> [Written request]
Pull out each line of the data that includes the word "числе".

─── Data for processing

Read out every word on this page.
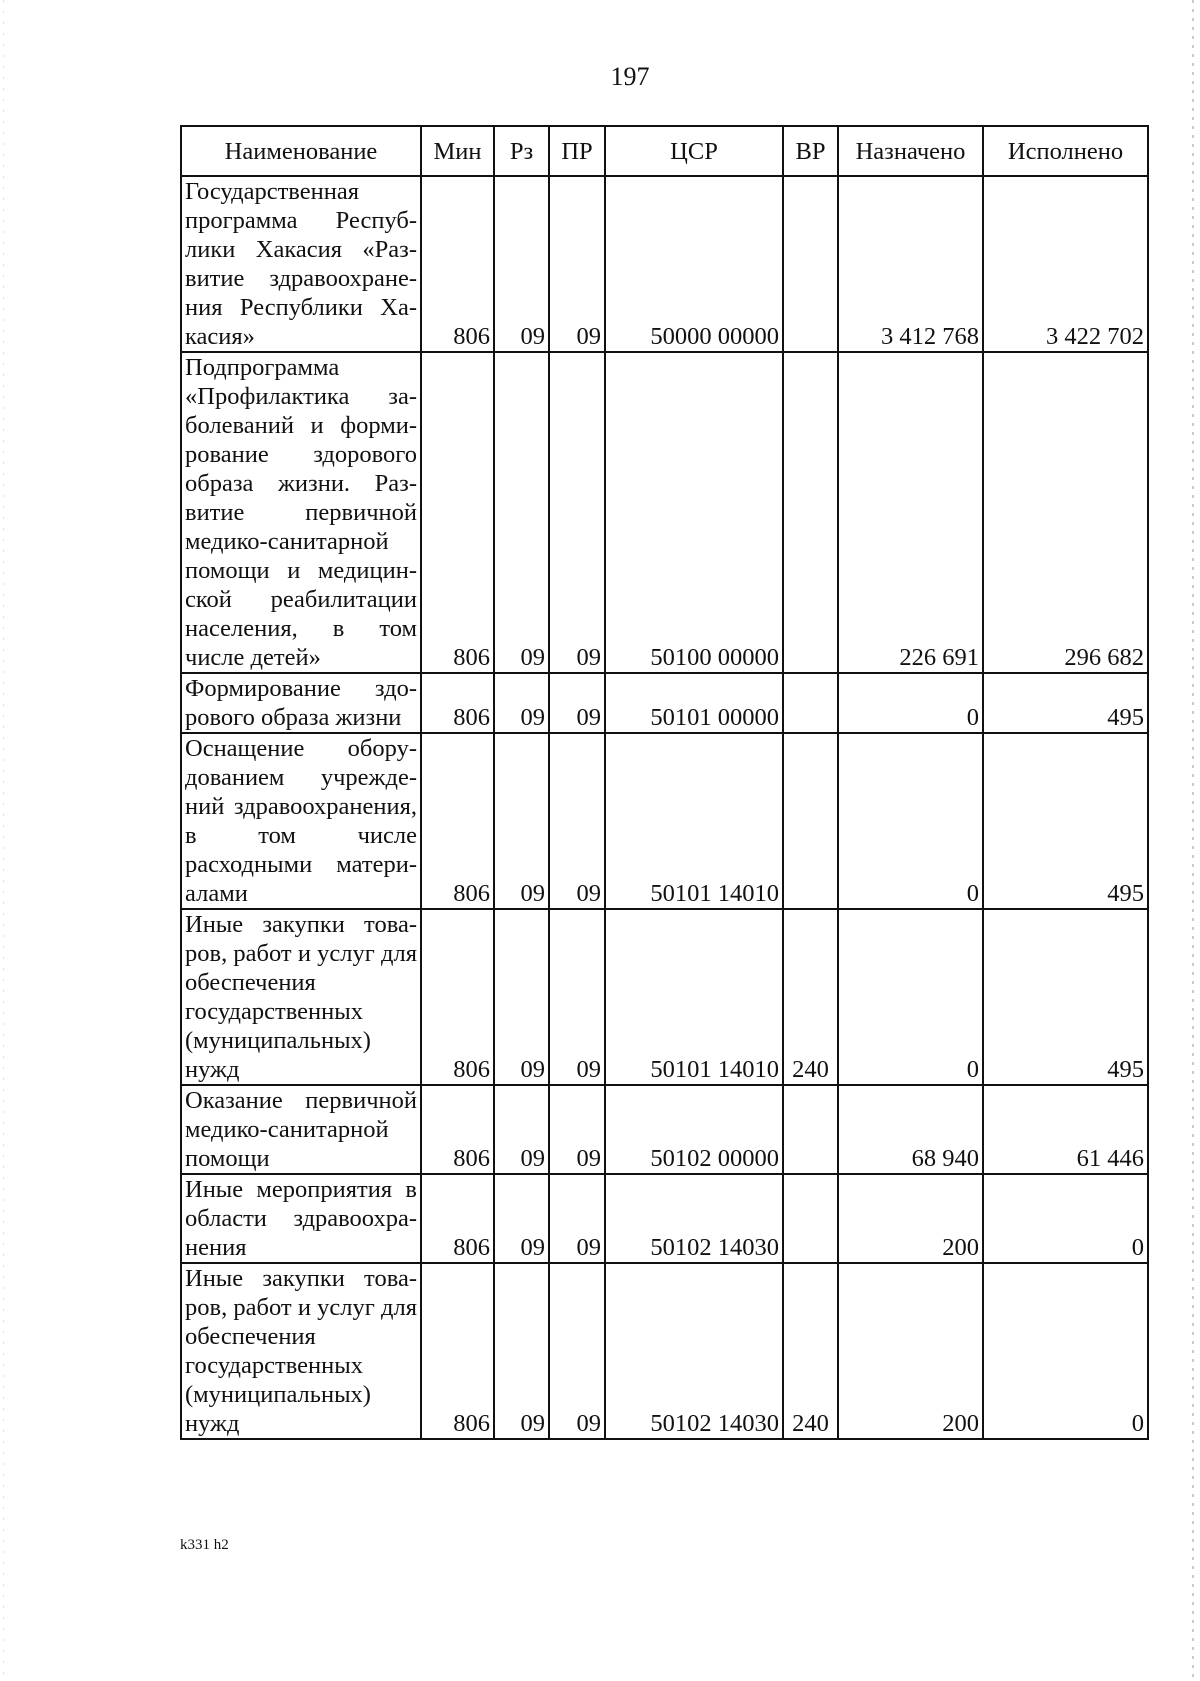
197
Наименование	Мин	Рз	ПР	ЦСР	ВР	Назначено	Исполнено
Государственная программа Республики Хакасия «Развитие здравоохранения Республики Хакасия»	806	09	09	50000 00000		3 412 768	3 422 702
Подпрограмма «Профилактика заболеваний и формирование здорового образа жизни. Развитие первичной медико-санитарной помощи и медицинской реабилитации населения, в том числе детей»	806	09	09	50100 00000		226 691	296 682
Формирование здорового образа жизни	806	09	09	50101 00000		0	495
Оснащение оборудованием учреждений здравоохранения, в том числе расходными материалами	806	09	09	50101 14010		0	495
Иные закупки товаров, работ и услуг для обеспечения государственных (муниципальных) нужд	806	09	09	50101 14010	240	0	495
Оказание первичной медико-санитарной помощи	806	09	09	50102 00000		68 940	61 446
Иные мероприятия в области здравоохранения	806	09	09	50102 14030		200	0
Иные закупки товаров, работ и услуг для обеспечения государственных (муниципальных) нужд	806	09	09	50102 14030	240	200	0
k331 h2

──────

> [Complete output]
Подпрограмма «Профилактика заболеваний и формирование здорового образа жизни. Развитие первичной медико-санитарной помощи и медицинской реабилитации населения, в том числе детей»	806	09	09	50100 00000		226 691	296 682
Оснащение оборудованием учреждений здравоохранения, в том числе расходными материалами	806	09	09	50101 14010		0	495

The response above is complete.